Eutanasia di un impero: le guerre alla Russia, all’Iran e (domani?) alla Cina
DA LA FIONDA (Di Alberto Bradanini)
1. Le oligarchie americane perennemente belliciste, insieme al cagnolino da passeggio israeliano, hanno deciso di incendiare il Medio Oriente, in una strategia che non riguarda solo tale regione, ma include l’Europa (Ucraina) e l’Estremo Oriente (Taiwan-Cina). Proviamo a indagare. Innanzitutto, Biden o Trump, questo è il nostro avviso, non fa molta differenza. I due fronti, Rep o Dem, sono entrambi lucciole elettorali che si spengono quando gli attori principali o le comparse diventano presidenti, deputati o senatori.
A dispetto delle indecenti rappresentazioni che sfidano le leggi di gravità, e che i potenti della terra fanno digerire a una popolazione alienata da consumismi televisivi e intontimenti cellularici, è bene evidente che senza la luce verde della corrotta plutocrazia statunitense – è una noia ripeterlo, ma repetita iuvant – i criminali sionisti potrebbero al più acquistare il carburante per rientrare in casa al termine delle loro sataniche riunioni ministeriali, non certo aggredire un paese grande cinque volte l’Italia e abitato da quasi cento milioni di persone.
Il G7, riunitosi in Canada il 16 e 17 giugno, pur nella confuzione che ormai caratterizza i potenti dell’Occidente (non più della terra), ha rilasciato un testo in cui si afferma la solita solfa invereconda, vale a dire che Israele ha diritto di difendersi e che l’Iran non potrà mai possedere un’arma nucleare. Le signorie loro, se la domanda è lecita, hanno la testa a posto o no? Avremmo infatti piacere di capire la ragione per la quale a Israele è concesso possedere l’arma atomica e all’Iran no. E in tal caso, da quale autorità superiore (Nazioni Unite, Congresso Mondiale dei Popoli, il Padreterno o altri) tali svalvolati hanno ricevuto il mandato di adottare cotanta equilibrata decisione. Prego.
Nel merito, non sono pochi al mondo a ritenere che se l’Iran davvero acquisisse l’atomica, (sebbene abbia sempre dichiarato di non volerla, come certificato dall’Aiea[1]), il Medio Oriente potrebbe finalmente conoscere pace e stabilità, esattamente ciò che i terroristi sion-americani vedono come il fumo negli occhi. In quel caso, infatti, l’Iran si doterebbe di una plausibile deterrenza e cesserebbe di essere quotidianamente minacciato e aggredito dai suddetti criminali.
Si tratterebbe di un equilibrio sul filo del rasoio, non auspicabile ma, come nei decenni di guerra fredda, di un equilibrio che implicando il rischio della reciproca distruzione garantirebbe la non belligeranza, creando finanche le condizioni per un possibile componimento pacifico delle divergenze.

* * *

Puoi proseguire l'articolo sopra sulle guerre alla Russia, all'Iran e alla Cina, ripartendo subito dopo l'ultima frase riportata?

* * *

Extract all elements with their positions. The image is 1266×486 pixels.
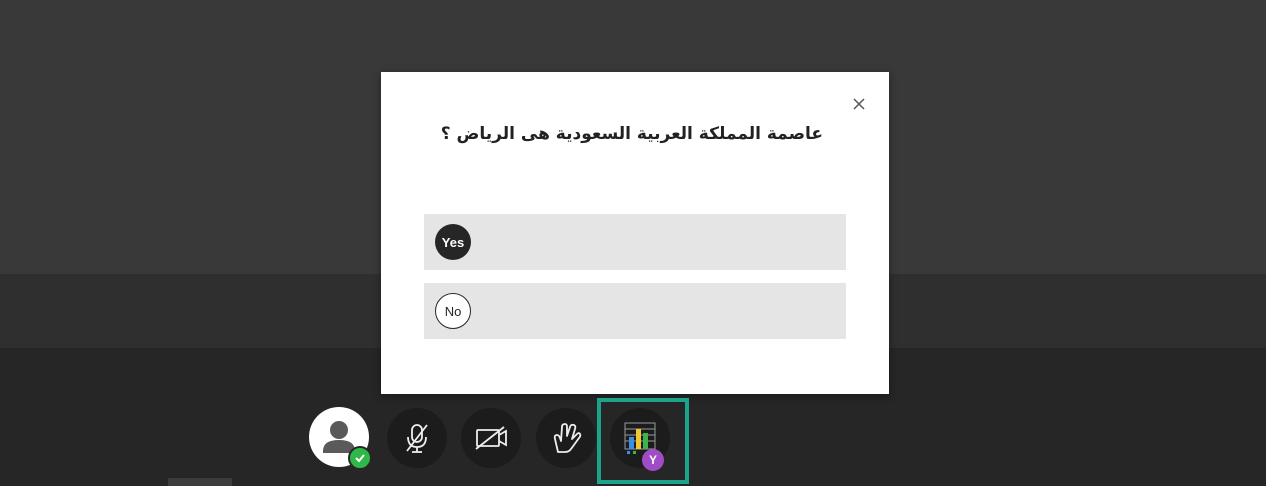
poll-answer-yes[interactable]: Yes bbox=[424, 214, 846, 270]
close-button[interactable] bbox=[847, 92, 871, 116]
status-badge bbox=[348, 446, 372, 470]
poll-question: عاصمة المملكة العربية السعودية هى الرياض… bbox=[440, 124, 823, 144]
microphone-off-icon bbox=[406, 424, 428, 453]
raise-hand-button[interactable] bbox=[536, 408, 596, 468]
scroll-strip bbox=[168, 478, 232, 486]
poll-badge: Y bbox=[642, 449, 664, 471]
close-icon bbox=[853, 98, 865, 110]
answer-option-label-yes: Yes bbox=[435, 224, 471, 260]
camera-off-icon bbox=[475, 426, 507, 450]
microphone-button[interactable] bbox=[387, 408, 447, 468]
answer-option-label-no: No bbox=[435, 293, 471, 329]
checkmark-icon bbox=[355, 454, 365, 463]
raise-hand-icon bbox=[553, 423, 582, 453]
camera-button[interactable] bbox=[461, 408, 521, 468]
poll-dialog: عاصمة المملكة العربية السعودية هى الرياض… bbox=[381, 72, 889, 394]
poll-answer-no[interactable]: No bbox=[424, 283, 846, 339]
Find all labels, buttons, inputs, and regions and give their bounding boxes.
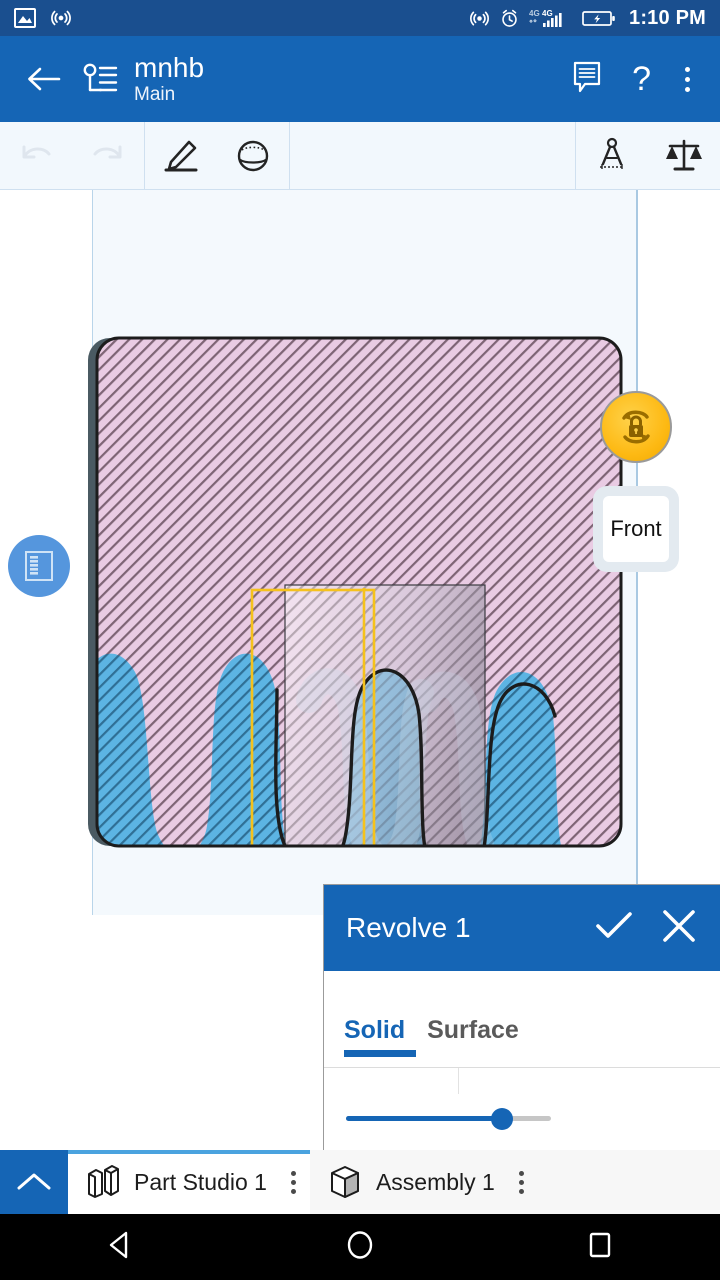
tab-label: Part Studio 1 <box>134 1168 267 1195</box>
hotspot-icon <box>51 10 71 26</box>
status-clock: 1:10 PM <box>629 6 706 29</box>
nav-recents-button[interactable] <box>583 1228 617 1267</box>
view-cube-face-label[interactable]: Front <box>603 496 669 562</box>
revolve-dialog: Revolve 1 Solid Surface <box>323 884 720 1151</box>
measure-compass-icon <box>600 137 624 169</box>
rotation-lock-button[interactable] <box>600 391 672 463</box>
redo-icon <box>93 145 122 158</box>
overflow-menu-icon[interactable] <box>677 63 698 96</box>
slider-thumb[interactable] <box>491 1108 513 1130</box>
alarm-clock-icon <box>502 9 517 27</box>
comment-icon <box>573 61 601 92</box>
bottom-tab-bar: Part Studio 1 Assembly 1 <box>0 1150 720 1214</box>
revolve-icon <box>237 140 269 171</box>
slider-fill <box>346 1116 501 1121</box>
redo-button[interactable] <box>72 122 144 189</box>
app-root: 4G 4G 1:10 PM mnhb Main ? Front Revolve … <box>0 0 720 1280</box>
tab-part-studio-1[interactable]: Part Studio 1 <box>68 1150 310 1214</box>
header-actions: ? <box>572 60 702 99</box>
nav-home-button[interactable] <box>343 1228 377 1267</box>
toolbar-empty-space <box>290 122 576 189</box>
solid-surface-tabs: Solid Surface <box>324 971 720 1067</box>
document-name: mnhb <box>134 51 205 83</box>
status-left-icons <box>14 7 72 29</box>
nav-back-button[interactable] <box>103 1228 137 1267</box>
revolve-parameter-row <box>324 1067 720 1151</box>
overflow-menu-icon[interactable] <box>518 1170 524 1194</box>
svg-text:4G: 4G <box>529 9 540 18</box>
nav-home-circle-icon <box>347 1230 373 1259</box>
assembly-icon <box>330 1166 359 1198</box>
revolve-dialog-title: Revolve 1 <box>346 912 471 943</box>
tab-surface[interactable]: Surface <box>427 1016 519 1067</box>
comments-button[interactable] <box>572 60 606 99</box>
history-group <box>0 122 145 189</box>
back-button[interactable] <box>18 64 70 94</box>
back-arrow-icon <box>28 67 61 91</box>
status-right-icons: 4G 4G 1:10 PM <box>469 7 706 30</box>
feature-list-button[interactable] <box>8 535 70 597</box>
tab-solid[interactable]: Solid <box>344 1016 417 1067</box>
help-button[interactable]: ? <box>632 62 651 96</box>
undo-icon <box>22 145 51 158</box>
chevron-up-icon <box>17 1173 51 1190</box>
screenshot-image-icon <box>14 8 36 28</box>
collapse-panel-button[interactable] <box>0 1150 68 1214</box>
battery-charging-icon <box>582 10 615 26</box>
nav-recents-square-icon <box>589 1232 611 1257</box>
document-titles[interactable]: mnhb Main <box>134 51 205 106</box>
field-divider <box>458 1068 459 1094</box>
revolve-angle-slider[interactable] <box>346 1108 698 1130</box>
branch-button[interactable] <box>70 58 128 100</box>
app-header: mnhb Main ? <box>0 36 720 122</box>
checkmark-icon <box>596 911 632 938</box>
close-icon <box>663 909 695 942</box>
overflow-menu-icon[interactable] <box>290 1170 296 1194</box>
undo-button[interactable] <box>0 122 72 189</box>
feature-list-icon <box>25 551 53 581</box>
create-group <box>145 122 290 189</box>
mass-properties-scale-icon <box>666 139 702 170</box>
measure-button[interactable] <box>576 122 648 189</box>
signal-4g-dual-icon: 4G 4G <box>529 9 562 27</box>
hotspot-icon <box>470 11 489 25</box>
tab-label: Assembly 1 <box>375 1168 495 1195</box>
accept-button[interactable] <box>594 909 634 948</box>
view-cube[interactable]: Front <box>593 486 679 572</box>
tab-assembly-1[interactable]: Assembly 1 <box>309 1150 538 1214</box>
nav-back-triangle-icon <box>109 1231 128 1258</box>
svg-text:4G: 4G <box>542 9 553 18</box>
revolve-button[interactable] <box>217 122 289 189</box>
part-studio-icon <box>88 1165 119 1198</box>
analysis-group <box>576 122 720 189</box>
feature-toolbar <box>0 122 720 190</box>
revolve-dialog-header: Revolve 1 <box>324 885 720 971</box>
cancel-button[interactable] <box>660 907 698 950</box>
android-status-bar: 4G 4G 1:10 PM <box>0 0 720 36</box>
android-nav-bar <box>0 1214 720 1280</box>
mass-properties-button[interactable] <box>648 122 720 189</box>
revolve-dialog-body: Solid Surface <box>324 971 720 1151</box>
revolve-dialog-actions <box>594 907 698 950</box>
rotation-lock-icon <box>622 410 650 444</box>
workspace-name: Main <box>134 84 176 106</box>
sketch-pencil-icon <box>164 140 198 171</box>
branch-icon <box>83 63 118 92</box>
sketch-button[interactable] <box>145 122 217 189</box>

* * *

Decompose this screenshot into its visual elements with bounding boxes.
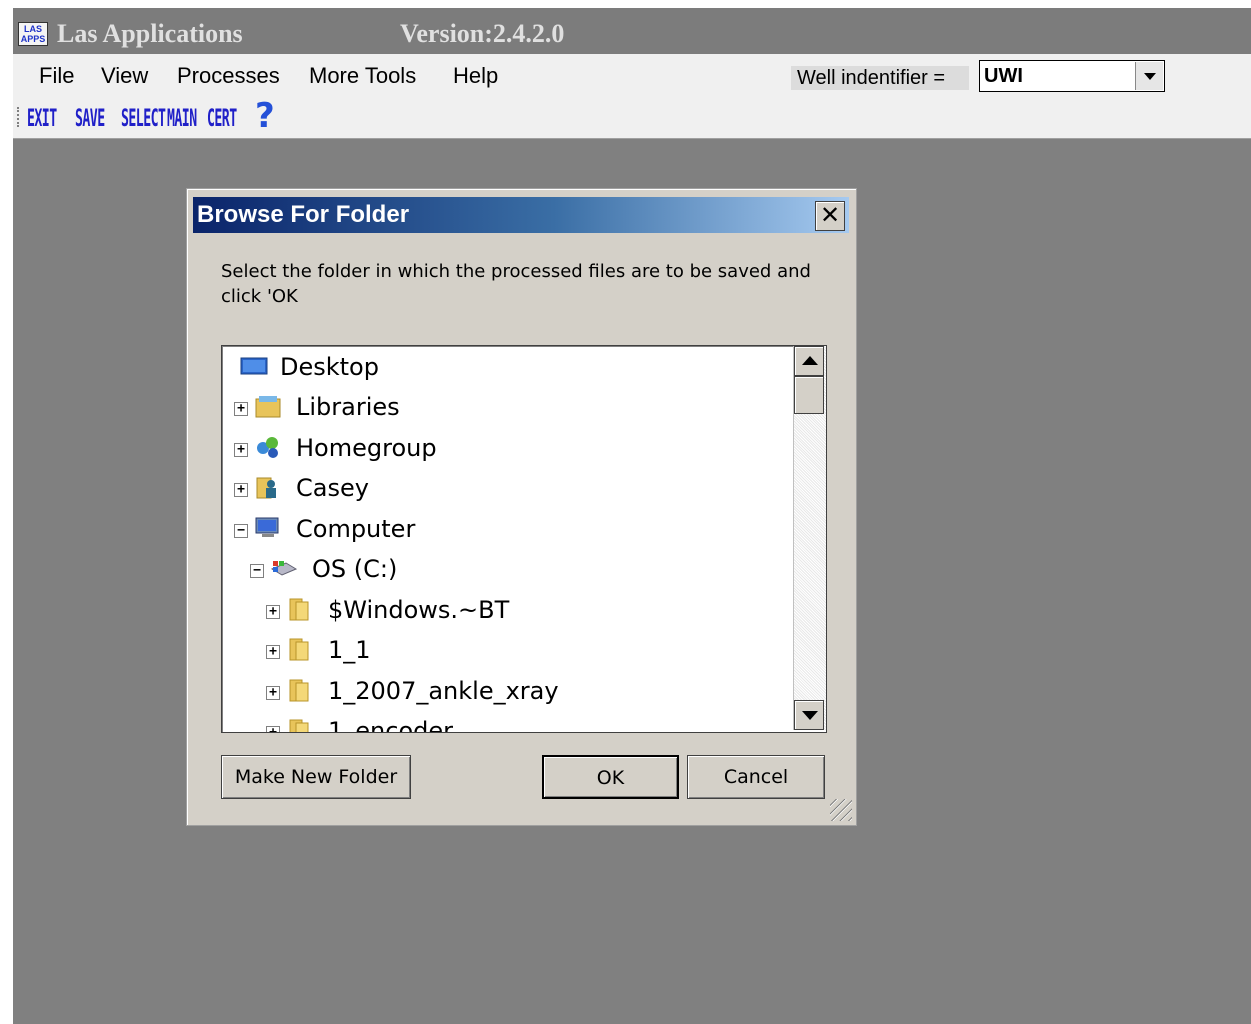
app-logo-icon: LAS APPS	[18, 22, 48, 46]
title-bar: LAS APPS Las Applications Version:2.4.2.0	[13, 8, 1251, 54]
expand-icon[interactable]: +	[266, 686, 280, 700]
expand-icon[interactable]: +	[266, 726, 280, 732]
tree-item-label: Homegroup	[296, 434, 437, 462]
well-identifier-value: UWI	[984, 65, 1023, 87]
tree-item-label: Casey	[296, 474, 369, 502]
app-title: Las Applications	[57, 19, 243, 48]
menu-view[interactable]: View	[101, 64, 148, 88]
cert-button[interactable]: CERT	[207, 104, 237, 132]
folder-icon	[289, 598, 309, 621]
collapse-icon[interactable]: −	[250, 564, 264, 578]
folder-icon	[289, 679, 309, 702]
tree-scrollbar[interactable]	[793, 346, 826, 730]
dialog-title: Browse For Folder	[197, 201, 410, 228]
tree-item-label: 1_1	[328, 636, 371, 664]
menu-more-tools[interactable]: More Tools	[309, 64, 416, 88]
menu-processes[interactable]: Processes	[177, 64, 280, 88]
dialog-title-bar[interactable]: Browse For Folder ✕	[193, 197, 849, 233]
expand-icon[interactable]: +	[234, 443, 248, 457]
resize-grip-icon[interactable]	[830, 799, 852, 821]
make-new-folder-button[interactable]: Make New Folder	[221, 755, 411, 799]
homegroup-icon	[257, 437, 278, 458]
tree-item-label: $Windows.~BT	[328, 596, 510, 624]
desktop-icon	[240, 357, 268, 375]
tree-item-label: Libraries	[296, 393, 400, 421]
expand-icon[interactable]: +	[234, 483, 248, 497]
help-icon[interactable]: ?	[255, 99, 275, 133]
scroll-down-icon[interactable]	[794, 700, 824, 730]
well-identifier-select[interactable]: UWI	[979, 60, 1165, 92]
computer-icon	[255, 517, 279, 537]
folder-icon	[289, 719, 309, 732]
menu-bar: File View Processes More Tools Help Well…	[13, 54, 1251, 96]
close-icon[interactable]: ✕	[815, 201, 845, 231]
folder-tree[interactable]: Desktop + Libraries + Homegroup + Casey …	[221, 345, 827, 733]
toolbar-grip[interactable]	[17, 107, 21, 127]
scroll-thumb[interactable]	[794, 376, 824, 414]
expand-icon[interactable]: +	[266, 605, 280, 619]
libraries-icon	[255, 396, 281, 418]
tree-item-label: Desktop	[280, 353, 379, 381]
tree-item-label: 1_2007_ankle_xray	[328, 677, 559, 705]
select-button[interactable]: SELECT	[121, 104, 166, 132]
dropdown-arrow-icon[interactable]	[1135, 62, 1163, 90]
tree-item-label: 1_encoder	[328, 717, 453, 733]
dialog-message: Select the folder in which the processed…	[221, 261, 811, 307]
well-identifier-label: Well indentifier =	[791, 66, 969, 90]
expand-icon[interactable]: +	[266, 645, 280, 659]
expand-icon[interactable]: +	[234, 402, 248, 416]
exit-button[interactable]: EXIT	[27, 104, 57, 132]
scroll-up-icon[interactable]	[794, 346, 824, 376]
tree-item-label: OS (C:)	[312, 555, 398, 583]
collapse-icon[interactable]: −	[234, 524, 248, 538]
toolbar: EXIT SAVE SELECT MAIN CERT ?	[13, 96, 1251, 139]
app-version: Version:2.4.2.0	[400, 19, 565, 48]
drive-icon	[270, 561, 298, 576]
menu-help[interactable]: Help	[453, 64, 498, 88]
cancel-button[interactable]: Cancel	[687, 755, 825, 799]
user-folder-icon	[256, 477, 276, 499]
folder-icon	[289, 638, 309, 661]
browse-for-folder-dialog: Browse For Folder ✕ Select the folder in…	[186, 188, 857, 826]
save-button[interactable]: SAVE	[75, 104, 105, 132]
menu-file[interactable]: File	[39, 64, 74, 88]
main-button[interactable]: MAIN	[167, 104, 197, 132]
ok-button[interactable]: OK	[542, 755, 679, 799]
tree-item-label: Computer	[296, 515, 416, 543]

* * *

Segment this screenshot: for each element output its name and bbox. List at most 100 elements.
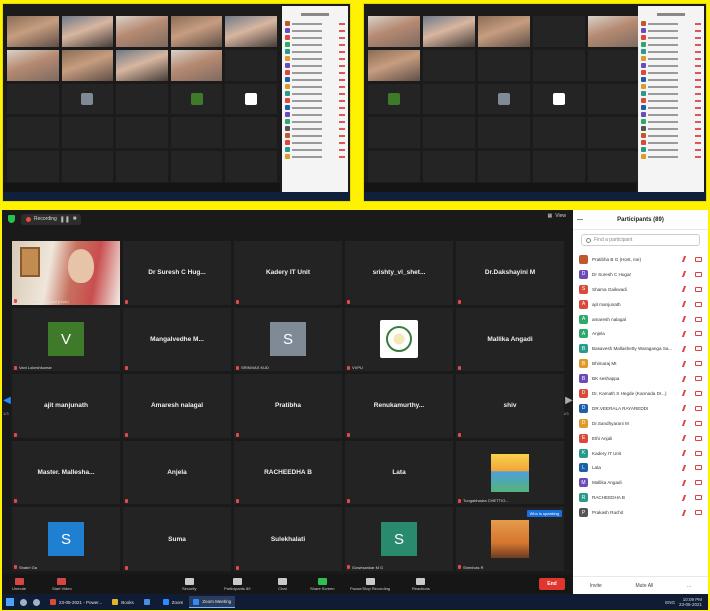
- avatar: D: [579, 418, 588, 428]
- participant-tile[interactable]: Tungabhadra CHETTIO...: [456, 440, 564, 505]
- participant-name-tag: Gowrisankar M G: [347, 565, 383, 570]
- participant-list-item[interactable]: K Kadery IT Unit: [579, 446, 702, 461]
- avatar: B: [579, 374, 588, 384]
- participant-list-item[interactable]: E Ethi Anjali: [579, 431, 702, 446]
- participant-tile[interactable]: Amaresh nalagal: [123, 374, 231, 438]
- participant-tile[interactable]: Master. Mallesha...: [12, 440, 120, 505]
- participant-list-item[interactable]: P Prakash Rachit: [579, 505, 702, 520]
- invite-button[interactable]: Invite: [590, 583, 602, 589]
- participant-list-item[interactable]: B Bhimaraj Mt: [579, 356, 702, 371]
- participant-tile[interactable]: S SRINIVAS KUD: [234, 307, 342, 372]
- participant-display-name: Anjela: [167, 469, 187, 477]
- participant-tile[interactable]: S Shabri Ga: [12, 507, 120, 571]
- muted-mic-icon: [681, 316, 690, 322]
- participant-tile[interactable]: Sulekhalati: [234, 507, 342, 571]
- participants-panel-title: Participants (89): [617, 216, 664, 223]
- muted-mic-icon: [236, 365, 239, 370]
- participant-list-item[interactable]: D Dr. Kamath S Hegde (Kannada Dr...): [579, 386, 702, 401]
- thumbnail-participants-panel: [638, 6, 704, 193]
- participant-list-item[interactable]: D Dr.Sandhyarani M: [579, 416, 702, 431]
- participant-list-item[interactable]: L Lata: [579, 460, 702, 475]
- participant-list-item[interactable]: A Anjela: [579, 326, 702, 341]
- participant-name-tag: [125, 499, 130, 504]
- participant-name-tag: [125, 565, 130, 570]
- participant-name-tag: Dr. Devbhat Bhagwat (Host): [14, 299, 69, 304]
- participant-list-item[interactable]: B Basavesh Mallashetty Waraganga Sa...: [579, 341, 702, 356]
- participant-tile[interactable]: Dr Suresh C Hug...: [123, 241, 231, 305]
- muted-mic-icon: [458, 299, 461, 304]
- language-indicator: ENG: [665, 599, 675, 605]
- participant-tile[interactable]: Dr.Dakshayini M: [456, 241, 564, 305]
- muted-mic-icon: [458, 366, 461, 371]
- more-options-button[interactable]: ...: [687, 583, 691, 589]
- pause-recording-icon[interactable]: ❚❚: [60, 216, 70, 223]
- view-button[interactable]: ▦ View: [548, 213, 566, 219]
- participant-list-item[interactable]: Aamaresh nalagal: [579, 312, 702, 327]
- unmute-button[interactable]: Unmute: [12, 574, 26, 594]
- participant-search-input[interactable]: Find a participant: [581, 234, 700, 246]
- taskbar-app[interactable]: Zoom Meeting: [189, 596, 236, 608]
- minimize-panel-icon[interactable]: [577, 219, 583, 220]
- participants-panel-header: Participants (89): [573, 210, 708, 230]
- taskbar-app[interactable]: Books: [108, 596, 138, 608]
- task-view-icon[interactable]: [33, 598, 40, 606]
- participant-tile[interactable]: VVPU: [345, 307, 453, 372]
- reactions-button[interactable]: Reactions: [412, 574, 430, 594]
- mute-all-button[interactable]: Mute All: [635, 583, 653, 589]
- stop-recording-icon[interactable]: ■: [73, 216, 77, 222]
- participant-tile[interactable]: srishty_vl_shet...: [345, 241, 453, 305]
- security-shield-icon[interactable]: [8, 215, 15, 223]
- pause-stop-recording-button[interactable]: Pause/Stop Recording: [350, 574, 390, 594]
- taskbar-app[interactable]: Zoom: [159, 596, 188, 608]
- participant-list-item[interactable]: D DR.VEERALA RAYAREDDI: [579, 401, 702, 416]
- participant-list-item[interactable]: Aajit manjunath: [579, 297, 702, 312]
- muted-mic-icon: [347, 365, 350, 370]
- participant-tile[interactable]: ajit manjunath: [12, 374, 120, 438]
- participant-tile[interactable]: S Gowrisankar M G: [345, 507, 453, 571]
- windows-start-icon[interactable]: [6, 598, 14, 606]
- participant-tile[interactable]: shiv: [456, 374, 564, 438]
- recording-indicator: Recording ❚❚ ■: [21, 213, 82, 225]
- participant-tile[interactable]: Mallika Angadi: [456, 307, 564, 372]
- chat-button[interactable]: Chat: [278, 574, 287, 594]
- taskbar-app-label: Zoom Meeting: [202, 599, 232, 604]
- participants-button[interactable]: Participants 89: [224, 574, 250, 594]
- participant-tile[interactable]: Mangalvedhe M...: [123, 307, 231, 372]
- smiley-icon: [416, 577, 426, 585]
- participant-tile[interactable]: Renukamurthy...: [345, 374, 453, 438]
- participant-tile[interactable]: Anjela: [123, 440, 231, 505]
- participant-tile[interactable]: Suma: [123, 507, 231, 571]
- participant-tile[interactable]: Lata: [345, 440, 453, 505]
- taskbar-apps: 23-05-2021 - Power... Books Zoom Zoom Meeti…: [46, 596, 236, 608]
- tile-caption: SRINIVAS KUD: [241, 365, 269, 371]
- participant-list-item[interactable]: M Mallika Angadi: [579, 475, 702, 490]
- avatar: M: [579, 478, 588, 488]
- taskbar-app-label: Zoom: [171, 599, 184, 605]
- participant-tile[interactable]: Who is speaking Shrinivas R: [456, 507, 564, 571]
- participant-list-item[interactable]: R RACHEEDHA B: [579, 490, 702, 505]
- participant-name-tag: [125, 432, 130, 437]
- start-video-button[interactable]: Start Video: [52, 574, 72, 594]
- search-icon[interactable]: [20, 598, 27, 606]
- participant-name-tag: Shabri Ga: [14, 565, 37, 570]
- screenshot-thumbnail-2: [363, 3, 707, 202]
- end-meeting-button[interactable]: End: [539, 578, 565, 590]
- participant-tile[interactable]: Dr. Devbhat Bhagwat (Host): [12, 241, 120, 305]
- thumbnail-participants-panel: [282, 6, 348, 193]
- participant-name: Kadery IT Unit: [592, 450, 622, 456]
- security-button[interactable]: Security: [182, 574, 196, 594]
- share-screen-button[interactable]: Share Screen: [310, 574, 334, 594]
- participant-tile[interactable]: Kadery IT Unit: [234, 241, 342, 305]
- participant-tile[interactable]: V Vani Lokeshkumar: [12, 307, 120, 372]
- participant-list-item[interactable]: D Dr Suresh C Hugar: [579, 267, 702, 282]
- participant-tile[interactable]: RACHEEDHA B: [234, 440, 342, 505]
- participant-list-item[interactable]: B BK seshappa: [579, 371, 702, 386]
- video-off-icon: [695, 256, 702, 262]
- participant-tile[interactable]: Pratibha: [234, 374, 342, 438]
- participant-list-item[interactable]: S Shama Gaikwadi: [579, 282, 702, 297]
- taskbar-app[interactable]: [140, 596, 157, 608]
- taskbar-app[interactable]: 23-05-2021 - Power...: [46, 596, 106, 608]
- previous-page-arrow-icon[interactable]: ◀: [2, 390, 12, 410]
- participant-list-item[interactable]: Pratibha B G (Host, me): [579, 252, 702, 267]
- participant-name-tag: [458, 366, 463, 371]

* * *

RISPOSTA
È poi chiaro come il sole che un ipotetico uso della Bomba da parte di Teheran dotata dell’arma nucleare contro Israele – dove vivono sette milioni di arabi-mussulmani e altrettanti ebrei – significherebbe la disfatta storica, politica e morale dell’Iran, che implicherebbe altresì la sua successiva distruzione materiale da parte di Usa e Israele, quale rappresaglia. Si può essere radicali, dunque, senza essere stupidi.
Ora, Netanyahu (dietro cui si nascondono le consegne americane) ha dato fuoco alle polveri per un obiettivo strategico (al servizio dell’impero statunitense) e specifico (per lo Stato Ebraico): demilitarizzazione, denuclearizzazione e destabilizzazione dell’Iran, incluso un cambio di regime. L’assassinio del capo negoziatore iraniano del dossier nucleare, Ali Shamkhani, è evidenza plateale dell’intento di sabotare quei finti negoziati che gli Stati Uniti mostravano di condurre dietro le quinte. Tutto ciò – è bene chiarirlo – avviene sotto la guida e il consenso degli Stati Uniti, a partire dall’inquilino provvisorio della Casa Nera.
Il terrorista Netanyahu – ricercato dal Tribunale Internazionale per crimini contro l’umanità – ha in proposito dichiarato che l’attacco contro l’Iran è stato preemptive, un aggettivo questo che fa venire l’orticaria, ricordandoci l’aggressione fabbricata a tavolino da Bush figlio, Powell, e altri compagni di merende neocons di quell’epoca, contro l’Iraq, un paese che aveva la sola colpa di essere incorso nelle ire di tali individui moralmente traviati.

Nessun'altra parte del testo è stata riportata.